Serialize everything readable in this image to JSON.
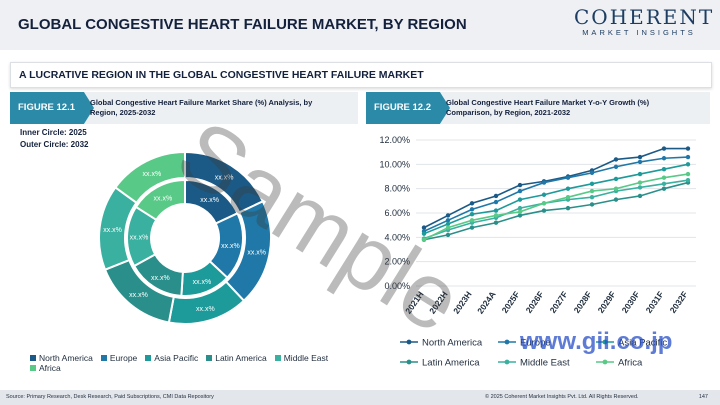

* * *

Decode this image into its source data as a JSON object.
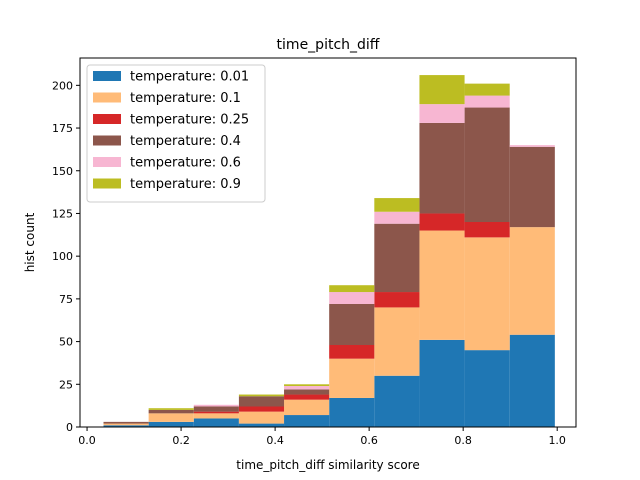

...

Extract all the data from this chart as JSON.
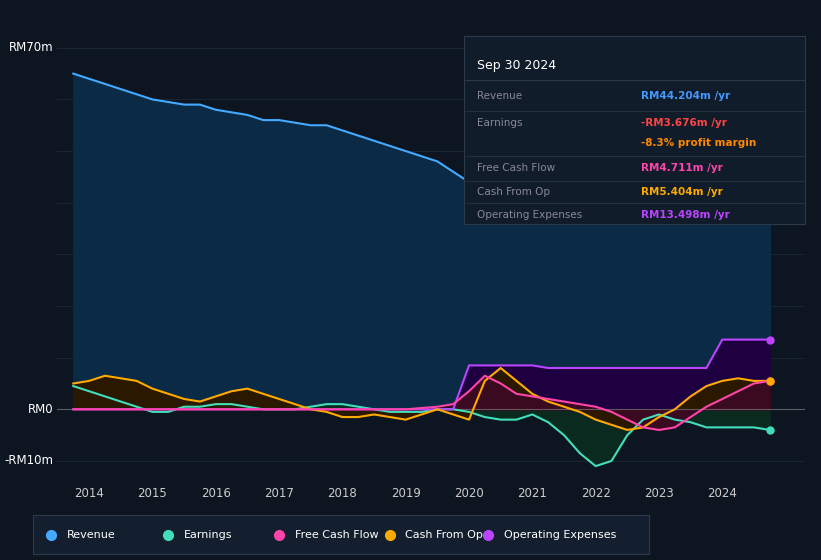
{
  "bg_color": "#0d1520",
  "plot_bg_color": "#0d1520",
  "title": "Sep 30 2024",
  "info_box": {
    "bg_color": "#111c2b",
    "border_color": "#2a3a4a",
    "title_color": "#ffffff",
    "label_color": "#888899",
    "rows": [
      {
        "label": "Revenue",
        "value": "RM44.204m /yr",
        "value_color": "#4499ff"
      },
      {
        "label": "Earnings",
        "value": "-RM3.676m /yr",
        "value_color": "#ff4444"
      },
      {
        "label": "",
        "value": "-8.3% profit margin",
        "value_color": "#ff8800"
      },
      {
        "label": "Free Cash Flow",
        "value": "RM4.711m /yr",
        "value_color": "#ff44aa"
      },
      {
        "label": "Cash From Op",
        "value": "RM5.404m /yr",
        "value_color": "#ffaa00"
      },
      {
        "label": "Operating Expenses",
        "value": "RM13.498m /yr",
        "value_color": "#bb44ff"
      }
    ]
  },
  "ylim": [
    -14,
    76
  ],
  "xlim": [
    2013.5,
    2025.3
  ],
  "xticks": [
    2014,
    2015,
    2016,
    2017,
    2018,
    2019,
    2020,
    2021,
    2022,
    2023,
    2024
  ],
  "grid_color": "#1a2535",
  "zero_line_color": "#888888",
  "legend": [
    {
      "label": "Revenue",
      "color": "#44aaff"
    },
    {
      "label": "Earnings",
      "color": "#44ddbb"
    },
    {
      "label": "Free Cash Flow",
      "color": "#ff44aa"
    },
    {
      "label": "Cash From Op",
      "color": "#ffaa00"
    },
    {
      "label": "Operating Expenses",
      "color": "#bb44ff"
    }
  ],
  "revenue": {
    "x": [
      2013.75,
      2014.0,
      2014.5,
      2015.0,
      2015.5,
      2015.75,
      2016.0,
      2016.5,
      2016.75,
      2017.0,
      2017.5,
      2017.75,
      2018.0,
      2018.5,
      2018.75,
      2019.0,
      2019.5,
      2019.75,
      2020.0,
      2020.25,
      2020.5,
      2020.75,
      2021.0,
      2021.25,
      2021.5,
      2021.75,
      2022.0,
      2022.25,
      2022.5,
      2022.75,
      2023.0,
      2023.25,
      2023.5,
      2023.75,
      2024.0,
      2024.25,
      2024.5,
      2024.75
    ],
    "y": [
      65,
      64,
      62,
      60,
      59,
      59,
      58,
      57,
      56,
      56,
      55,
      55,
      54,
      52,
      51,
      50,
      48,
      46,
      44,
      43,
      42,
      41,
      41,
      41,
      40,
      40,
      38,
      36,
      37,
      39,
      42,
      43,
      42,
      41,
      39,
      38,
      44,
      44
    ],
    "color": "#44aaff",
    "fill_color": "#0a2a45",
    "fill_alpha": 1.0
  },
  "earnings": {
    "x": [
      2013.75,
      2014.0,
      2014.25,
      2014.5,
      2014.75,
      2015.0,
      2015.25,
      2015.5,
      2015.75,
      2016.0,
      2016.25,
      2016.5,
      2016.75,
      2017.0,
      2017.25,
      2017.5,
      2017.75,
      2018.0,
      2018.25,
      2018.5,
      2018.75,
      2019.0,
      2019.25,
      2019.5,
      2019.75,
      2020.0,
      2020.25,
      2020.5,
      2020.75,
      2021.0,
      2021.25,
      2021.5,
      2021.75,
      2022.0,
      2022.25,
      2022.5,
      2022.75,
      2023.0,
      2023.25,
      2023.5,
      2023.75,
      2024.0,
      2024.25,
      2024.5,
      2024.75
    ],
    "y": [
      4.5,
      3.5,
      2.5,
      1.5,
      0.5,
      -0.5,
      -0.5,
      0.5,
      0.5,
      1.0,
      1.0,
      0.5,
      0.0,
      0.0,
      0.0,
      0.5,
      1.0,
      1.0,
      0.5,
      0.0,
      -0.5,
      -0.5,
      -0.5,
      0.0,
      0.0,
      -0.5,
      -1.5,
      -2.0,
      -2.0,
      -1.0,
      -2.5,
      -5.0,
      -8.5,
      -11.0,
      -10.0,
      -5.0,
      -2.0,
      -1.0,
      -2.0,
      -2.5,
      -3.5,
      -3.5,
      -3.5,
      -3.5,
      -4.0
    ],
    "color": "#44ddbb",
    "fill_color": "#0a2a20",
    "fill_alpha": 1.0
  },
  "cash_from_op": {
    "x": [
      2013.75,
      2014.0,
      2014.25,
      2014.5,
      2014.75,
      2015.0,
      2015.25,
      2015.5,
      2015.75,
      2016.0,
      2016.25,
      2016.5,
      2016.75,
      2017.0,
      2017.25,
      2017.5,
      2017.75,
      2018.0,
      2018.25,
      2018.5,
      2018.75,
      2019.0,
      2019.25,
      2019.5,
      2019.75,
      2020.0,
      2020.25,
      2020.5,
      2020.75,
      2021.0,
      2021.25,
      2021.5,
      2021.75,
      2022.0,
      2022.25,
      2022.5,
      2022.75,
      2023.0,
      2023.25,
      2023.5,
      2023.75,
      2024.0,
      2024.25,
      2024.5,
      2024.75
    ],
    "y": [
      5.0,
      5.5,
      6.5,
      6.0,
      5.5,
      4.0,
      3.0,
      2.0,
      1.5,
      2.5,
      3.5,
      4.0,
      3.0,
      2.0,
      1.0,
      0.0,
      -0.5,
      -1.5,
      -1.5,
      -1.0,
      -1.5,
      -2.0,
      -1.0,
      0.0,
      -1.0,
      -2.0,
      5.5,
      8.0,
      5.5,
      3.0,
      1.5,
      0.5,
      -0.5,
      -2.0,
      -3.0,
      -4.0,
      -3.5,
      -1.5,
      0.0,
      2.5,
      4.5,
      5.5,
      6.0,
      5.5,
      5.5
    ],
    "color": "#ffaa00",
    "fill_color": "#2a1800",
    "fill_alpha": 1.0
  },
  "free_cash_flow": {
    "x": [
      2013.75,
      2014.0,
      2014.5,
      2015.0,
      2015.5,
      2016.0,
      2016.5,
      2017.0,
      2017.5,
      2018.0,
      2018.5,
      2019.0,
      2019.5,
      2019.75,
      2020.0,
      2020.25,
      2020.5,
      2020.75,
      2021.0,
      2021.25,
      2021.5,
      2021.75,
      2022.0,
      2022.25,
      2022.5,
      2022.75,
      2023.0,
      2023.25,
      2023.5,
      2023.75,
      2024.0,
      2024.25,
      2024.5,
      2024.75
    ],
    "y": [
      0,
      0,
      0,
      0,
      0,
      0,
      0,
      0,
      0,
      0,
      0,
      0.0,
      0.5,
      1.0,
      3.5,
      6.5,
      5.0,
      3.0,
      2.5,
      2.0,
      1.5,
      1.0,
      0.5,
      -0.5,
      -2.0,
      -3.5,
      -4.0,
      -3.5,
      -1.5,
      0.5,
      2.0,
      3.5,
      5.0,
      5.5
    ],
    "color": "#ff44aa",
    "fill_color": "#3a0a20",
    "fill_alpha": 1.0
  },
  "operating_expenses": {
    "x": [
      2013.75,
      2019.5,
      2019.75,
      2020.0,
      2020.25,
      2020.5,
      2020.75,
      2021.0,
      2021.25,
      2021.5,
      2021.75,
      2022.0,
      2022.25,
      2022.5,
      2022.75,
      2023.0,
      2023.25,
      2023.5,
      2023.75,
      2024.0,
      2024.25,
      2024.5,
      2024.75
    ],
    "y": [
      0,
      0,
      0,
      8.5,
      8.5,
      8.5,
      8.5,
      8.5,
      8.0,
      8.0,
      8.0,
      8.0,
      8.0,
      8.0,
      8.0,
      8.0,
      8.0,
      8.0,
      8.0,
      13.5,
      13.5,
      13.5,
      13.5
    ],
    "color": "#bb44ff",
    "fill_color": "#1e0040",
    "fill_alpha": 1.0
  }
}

Directive: Filter the records down to the lines that contain the string "image", and copy those lines.

Written solution:
Serialize everything readable in this image to JSON.
Decode this image into its source data as a JSON object.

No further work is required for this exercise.